State how many lines of the data contain the word "content", and write nothing besides the number.

══════════════════════════════

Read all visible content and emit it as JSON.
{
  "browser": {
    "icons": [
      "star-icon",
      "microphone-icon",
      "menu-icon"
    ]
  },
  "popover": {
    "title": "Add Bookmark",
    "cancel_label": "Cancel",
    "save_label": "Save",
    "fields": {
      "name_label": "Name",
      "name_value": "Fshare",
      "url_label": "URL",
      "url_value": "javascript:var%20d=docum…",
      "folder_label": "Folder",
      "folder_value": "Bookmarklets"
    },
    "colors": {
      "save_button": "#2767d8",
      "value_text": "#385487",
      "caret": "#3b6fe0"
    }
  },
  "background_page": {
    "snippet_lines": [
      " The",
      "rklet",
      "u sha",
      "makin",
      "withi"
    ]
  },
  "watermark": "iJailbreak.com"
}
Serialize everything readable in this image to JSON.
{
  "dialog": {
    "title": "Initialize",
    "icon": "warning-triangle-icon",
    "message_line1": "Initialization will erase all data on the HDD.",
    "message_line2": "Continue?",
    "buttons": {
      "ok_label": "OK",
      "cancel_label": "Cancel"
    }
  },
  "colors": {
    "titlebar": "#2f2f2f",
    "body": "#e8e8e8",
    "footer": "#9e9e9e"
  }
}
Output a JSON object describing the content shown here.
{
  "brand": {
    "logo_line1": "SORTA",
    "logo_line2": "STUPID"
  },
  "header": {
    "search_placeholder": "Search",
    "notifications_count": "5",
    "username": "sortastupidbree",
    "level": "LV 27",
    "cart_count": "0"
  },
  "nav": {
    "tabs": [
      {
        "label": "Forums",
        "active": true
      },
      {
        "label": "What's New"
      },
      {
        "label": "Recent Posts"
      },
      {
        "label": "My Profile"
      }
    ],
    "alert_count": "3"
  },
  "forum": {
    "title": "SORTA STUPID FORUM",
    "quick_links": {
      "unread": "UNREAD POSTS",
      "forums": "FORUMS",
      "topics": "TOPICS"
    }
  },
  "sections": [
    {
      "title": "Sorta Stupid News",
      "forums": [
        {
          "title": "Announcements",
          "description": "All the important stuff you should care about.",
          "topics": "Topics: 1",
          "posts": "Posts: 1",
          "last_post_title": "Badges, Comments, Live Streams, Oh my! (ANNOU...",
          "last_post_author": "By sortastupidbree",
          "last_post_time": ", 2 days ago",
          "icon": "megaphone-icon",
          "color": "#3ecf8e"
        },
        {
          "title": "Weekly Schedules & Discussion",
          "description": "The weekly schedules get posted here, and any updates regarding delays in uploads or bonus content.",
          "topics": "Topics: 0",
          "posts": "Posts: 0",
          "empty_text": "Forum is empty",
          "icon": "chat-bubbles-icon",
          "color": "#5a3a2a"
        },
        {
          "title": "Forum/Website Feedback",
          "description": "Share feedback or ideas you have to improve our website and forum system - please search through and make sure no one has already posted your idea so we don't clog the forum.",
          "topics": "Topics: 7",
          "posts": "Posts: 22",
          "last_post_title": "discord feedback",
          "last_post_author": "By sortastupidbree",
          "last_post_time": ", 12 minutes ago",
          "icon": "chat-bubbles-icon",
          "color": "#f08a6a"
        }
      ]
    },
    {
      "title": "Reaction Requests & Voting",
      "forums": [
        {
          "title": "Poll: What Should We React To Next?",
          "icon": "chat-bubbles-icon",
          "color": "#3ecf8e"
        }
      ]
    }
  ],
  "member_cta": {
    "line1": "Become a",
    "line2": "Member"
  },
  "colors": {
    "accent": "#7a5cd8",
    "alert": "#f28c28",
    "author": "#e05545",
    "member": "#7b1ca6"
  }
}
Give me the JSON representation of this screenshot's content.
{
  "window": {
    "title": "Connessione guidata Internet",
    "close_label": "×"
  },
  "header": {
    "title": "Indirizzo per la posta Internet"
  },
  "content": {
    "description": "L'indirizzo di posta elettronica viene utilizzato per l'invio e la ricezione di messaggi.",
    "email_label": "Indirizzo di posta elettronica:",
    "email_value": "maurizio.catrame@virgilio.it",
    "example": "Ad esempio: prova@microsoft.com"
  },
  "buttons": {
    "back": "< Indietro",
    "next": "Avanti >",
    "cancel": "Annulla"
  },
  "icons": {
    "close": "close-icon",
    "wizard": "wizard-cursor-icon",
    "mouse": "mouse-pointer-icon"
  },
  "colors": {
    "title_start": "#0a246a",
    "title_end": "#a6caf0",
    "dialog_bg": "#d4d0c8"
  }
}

══════════════════════════════

- SOLVED EXERCISE -
5